Instruction -
Pull every line holding the string "text" from the records below.

Material supplied -
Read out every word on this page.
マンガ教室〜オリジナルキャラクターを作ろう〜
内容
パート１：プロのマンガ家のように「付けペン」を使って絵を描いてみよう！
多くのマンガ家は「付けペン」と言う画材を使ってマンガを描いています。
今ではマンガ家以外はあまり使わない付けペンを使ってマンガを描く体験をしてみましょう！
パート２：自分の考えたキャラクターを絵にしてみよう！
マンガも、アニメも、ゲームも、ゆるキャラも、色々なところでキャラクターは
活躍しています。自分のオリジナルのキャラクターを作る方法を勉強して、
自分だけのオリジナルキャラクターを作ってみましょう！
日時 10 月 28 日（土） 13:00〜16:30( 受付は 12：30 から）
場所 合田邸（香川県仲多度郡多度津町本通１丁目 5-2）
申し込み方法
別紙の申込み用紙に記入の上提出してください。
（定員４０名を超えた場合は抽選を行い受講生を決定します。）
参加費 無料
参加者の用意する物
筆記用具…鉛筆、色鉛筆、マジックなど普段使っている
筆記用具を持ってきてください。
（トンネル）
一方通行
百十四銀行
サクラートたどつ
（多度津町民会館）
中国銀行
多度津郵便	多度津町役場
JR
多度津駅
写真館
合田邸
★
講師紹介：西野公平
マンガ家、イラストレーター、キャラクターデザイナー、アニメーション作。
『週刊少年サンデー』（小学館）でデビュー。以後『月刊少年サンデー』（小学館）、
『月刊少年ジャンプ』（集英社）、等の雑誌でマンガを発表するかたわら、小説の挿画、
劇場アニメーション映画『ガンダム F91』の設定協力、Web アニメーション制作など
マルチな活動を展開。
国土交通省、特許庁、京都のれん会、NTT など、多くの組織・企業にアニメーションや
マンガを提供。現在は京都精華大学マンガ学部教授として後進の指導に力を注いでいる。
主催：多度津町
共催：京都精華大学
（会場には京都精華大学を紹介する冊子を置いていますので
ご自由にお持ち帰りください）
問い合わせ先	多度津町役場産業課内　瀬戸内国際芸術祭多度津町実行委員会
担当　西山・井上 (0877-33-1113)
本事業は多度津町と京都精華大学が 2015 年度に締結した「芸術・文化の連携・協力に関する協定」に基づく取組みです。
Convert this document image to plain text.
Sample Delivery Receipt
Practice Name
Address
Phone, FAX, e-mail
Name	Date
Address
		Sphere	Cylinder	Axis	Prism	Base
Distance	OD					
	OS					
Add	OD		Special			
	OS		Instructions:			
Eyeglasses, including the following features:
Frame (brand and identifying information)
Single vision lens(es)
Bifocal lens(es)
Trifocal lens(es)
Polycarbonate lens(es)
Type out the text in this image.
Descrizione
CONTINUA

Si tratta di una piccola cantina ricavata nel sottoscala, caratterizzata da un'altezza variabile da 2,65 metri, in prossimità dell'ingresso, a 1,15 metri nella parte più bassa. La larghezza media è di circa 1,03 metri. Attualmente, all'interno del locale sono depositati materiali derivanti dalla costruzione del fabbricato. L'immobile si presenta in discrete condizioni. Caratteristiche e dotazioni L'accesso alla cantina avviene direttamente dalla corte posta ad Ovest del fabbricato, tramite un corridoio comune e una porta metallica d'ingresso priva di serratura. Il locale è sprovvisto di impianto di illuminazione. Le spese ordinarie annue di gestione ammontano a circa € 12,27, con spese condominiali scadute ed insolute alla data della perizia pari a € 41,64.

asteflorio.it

Result of the exercise -
Convert this document image to plain text.
Type out the text in this image.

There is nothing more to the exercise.